> [Given task]:
Go through the listing below and list every line with "this".

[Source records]
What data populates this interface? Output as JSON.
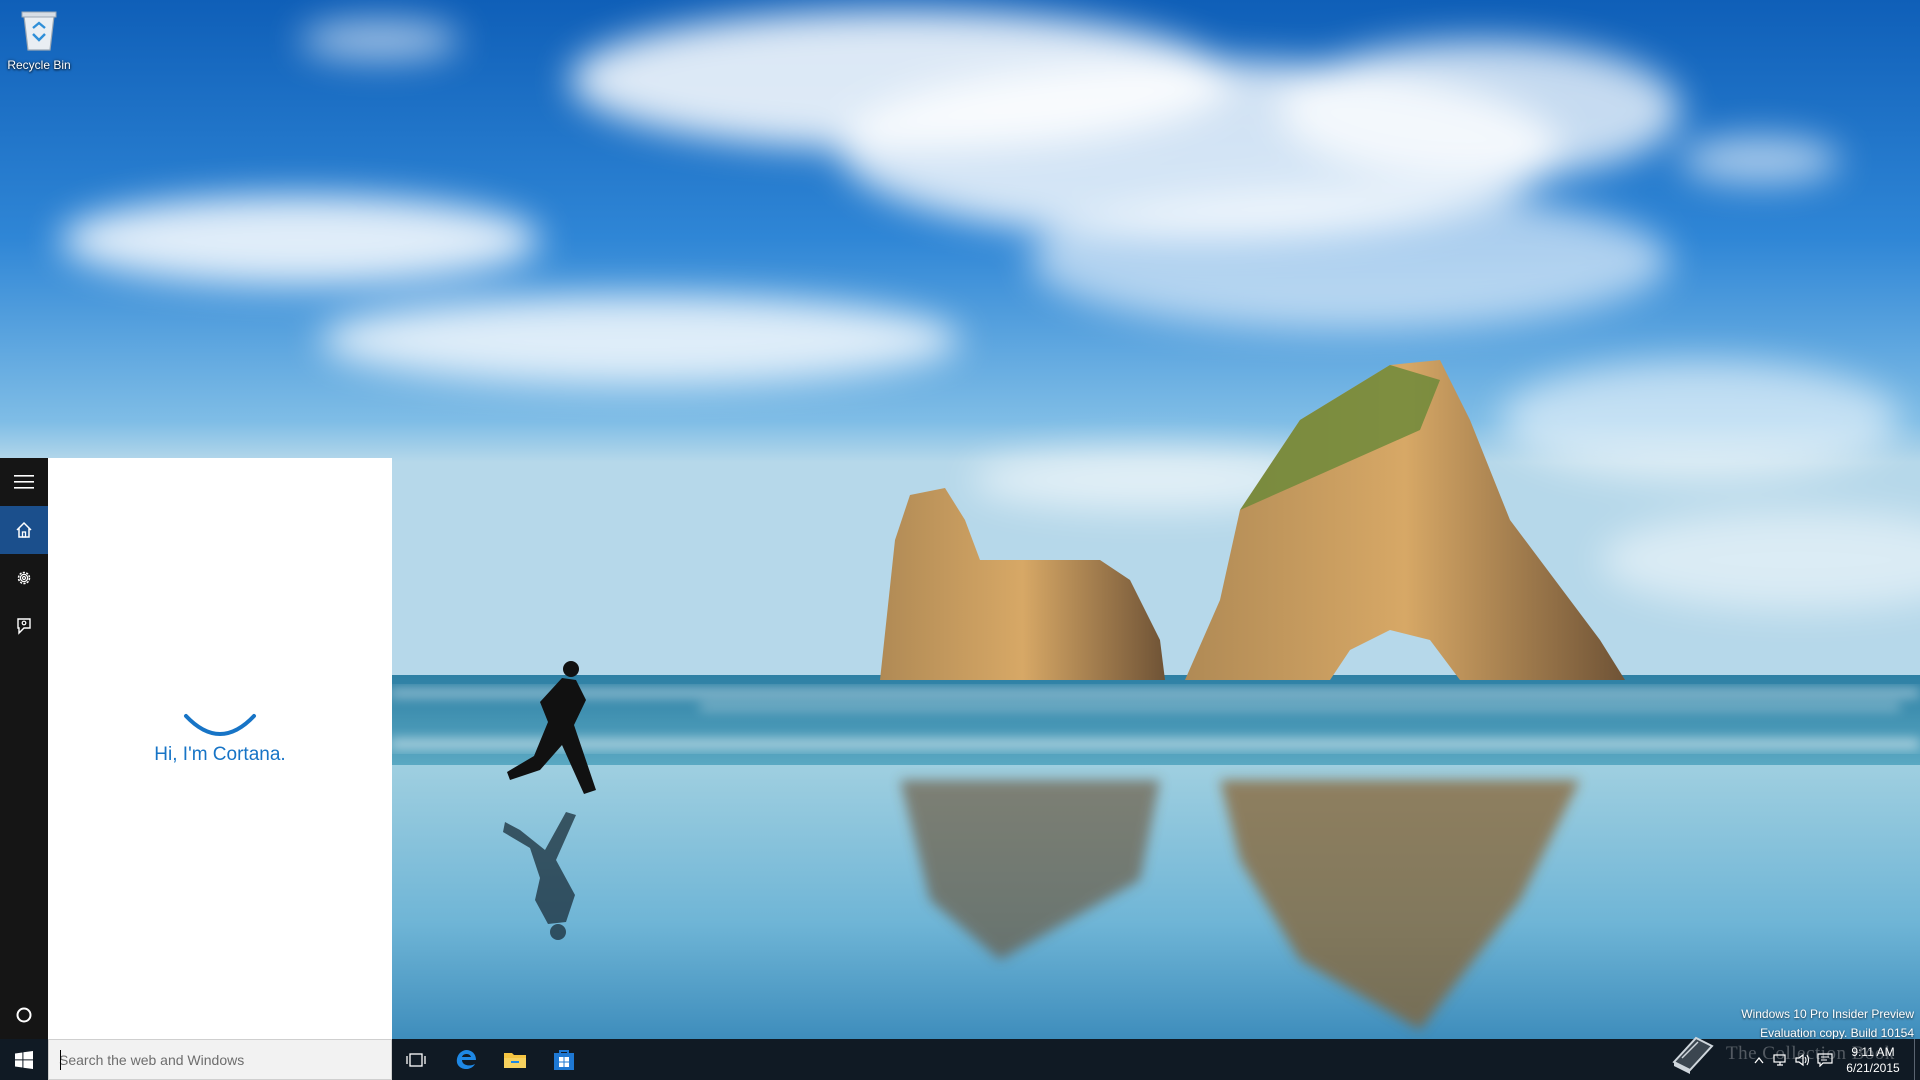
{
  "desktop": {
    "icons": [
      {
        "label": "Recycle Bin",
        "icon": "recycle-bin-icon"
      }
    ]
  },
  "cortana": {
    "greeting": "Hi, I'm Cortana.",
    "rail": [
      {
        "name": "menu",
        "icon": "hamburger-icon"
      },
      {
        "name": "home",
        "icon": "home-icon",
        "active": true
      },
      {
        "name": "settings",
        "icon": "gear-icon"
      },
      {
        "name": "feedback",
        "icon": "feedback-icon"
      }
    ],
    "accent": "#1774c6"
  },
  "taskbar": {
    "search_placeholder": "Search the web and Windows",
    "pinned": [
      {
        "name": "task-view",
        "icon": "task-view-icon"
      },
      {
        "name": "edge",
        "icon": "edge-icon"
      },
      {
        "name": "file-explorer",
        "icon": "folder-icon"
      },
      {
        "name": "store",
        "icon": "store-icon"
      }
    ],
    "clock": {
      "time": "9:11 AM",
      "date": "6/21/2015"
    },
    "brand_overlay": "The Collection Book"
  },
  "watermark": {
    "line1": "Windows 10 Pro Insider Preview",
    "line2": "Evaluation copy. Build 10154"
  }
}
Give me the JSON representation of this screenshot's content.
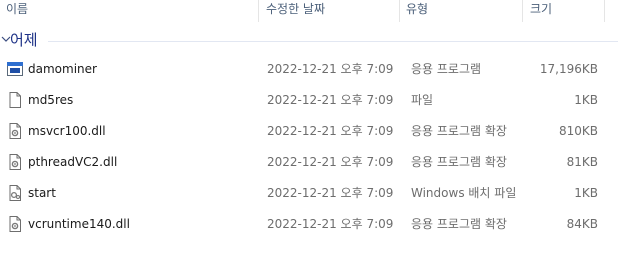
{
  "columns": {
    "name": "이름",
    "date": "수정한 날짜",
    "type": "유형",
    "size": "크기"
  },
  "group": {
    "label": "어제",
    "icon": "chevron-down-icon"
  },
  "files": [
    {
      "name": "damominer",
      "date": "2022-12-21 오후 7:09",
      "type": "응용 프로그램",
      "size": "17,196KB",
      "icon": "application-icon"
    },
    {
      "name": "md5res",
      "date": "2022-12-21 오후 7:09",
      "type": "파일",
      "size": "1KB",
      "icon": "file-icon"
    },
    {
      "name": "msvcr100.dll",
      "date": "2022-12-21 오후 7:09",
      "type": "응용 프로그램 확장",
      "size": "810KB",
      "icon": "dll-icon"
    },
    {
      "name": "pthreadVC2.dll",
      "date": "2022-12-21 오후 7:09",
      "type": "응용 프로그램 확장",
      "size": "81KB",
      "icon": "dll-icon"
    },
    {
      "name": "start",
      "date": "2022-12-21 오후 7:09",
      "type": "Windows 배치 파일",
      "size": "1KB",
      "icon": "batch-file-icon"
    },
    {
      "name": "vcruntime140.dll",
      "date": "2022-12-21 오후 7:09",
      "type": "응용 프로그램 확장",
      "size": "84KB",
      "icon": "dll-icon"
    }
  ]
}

> [The response]:
What data populates this interface? Output as JSON.
Give me the JSON representation of this screenshot's content.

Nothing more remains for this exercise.